• _Work instructions_
1. From the garage sub-panel forum post, list everything the poster says the new garage is going to have.
2. In the garage sub-panel forum post, what conduit is already buried between the house and the garage site?
3. Carry on with the garage sub-panel forum post, picking up right after its last sentence.

• _Source document_

# Garage Sub-panel Wiring Confusion - Please Help?



## salvatore giordano (Mar 17, 2019)

Hello all – I’m looking for some clarification on wiring my newly-built detached garage.


At the outset, I’ll say I am not a complete novice with electrical, as I wired half of my house myself and installed an automatic standby generator myself as well.  I’ve done a lot of minor electric work, though never major stuff like service entrance work with large aluminum wire.  My setup is as follows:


I have 200 amp service in my house (2 main panels), with plenty of empty spots for circuits and breakers.  I would need a little over 100’ of wire to connect the main service panel in the house to the subpanel in the garage.  I already have 1 ¼” grey pvc conduit buried between the house and the garage site.  I do wish now I have gone for something bigger, depending on what size wire I end up having to pull.   AND, for what it’s worth, it is considered a farm building by my county, so it will not get inspected (which does NOT mean I want it to be unsafe, however!)


The garage is going to have two garage door openers, some general use receptacles, some lights, and a workshop.  The biggest load I’d have in the workshop would be a compressor (just larger than a pancake one, but NOT one of the big stand-up ones) and a table saw (not a real industrial one, basic Lowes model).  Only one or two tools would be used at the same time – no welders or anything like that.


My plan was to install a 60-amp breaker in my home’s main service panel, a 100-amp subpanel in the garage, and to connect to the two with 6-3 copper wire (NM-B/Romex).  In reading about the question of a ground wire, it seems that my sub-panel in the garage should be the SE-R type and have a separate ground and ground rod, right?


My questions are about 1) the breaker in the house main panel, 2) the sub-panel in the garage, and 3) the most confusing part of it all seems to be the wire.  I’ll start there.


1)      Will 6/3 copper wire suffice for this project?  AND, how much of a bear will it be to pull 100’ of that through the 1 ¼” conduit?

2)      I am very confused about THHN wire – are they copper or aluminum or either?  Why would I choose THHN over either NM-B/Romex or aluminum?

• _Raw data_
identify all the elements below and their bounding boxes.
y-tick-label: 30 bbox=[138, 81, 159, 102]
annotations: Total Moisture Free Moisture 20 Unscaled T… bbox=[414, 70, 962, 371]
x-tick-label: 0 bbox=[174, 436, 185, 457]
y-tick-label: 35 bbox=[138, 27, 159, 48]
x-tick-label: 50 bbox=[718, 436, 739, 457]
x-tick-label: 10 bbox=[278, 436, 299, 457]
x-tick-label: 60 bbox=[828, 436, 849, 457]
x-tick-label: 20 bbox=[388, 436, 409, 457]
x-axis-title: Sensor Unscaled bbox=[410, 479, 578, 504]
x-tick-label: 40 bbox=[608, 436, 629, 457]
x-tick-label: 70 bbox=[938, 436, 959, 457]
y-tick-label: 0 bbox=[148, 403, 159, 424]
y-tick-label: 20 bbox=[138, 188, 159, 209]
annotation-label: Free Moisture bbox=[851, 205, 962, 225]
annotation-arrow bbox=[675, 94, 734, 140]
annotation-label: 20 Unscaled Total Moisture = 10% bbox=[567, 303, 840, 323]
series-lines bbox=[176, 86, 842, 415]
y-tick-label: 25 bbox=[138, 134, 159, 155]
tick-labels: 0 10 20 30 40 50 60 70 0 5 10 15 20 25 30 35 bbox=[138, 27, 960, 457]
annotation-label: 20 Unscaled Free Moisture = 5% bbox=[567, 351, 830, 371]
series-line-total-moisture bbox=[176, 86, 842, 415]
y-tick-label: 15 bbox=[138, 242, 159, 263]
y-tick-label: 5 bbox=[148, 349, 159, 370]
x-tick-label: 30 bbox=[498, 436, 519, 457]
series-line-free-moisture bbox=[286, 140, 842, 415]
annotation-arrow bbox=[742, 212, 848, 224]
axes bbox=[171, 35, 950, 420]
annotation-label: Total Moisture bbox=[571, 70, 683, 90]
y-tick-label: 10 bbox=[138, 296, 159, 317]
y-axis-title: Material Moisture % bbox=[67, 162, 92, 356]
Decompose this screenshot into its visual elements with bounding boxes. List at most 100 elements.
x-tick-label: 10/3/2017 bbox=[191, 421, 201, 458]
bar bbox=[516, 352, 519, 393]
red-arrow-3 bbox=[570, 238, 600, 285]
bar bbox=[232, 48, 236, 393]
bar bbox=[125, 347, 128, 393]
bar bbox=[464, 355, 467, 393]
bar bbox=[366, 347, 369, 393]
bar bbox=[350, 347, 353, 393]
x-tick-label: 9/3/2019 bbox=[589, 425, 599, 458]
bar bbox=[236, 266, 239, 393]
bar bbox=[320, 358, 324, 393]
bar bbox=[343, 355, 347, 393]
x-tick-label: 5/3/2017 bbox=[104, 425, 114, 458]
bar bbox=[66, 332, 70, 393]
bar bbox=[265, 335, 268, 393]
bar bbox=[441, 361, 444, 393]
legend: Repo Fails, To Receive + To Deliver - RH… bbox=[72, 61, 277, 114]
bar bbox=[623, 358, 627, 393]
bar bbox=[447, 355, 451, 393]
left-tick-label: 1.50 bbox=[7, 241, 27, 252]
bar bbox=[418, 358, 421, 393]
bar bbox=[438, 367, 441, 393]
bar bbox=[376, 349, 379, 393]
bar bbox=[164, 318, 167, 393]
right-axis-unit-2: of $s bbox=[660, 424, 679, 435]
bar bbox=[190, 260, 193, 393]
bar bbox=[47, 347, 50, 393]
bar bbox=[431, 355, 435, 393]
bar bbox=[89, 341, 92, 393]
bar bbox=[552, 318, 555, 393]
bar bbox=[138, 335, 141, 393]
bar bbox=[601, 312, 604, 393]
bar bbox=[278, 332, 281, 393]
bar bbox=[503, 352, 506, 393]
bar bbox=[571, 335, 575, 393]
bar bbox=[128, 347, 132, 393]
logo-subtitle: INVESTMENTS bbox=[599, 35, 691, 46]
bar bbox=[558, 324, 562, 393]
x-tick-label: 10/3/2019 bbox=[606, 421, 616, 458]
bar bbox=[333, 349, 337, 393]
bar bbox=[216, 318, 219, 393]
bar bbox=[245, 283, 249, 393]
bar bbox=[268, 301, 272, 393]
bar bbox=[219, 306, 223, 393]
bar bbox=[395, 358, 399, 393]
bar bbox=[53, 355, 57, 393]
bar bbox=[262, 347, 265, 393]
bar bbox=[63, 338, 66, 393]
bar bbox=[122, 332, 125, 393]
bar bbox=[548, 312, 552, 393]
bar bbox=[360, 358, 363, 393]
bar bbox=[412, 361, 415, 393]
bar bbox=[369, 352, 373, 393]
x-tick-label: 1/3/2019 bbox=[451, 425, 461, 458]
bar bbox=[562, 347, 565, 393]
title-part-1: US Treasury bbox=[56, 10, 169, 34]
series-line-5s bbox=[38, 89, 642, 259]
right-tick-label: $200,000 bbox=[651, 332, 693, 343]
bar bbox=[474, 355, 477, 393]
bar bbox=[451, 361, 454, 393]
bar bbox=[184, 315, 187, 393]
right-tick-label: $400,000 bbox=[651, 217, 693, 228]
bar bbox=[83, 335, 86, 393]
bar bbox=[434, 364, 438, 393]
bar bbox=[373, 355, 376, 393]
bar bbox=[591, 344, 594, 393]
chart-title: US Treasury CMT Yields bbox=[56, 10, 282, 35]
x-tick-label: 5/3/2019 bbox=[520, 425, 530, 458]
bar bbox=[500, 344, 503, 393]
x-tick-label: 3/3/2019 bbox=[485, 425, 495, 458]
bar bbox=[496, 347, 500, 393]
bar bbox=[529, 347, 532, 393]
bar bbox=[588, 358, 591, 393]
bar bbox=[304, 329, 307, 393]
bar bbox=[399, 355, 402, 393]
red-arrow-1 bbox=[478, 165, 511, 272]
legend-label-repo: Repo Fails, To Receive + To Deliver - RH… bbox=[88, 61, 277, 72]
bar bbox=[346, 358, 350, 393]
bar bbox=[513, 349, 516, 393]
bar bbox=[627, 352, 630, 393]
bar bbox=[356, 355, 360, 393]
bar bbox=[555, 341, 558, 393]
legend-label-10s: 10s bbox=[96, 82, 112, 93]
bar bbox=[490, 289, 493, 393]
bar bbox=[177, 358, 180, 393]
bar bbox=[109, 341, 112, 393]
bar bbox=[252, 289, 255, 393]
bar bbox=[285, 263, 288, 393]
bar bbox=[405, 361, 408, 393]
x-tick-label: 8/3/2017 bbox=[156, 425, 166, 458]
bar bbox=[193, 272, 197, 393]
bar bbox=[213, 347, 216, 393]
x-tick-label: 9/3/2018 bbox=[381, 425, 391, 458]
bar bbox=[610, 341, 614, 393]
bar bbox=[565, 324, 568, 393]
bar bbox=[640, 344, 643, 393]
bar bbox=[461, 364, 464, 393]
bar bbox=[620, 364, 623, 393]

• _Results_
1.
- Two garage door openers
- Some general use receptacles
- Some lights
- A workshop

2. 1 ¼" grey PVC conduit.

3.
3)      If I needed something more than 6/3, should I consider aluminum?  If I went with aluminum would I need #2, #4, or #6?  If it’s being fed from a 60amp breaker in my main panel, it seems like I could use #4 wire (smaller and easier to pull I imagine)

4)      If I really needed to, I could dig and use Direct Burial Romex if that makes the process easier (although it seems they also make direct burial aluminum).


It’s really the wire that there seems to be a lot of debate about.  Perhaps 6/3 is too small?


Any help greatly appreciated!


----------



## bud16415 (Mar 17, 2019)

I’m not a pro and they should be along shortly.


The calculators show 240v, 60a with 3% voltage drop over 100’ to require #4 copper #3 aluminum.


You don’t want to try pulling Romex and it would not be to code even if you could get it thru your conduit.


I believe you want individual #4 THHN as to the bonding and the secondary ground rod I will let the pros explain.


I have pulled a few long runs like this and it can be a job. Did you put any pull rope in the conduit yet. I have blown a string thru with air and also sucked a string thru with a vacuum, then pull a stronger cord or rope to pull with. They also have lube you coat the wires with by the person feeding them in.


That’s my early advice stick around for the pro version.


----------



## salvatore giordano (Mar 17, 2019)

Bud16415 - I do have a pull rope in there now, so that's good!


----------



## Michael Armstrong (Mar 17, 2019)

This is one of the most confusing and discussed topics in electrical work. I am also not a pro, and even if I were I'd consult with my local AHJ (inspector) to get his or her blessing. But what I'd start with is (3) #4 copper THHN conductors for the 2 hots (black or red) and neutral (white), and #10 copper THHN for the equipment ground (green). At the garage, I'd wire the hots and neutral normally, drive 2 ground rods at least 6' apart, and connect the equipment grounds to them. I would NOT bond the neutral bus to ground at the garage. BTW, I hope you buried your conduit at least 18" deep.

Your mileage may vary...


----------



## bud16415 (Mar 17, 2019)

The last project I did involving pulling THHN wires was my hot tub install. When I went to buy the wire I was planning on doing what @MichealArmstrong  suggests and going with color coded wiring. When I started pricing the per foot cost in doing that compared to buying a roll of just black the price was much higher along with buying a roll I had a lot of left over wire. I bought the black and marked the wires with color tape on each end. I used the larger wire as the green ground as well.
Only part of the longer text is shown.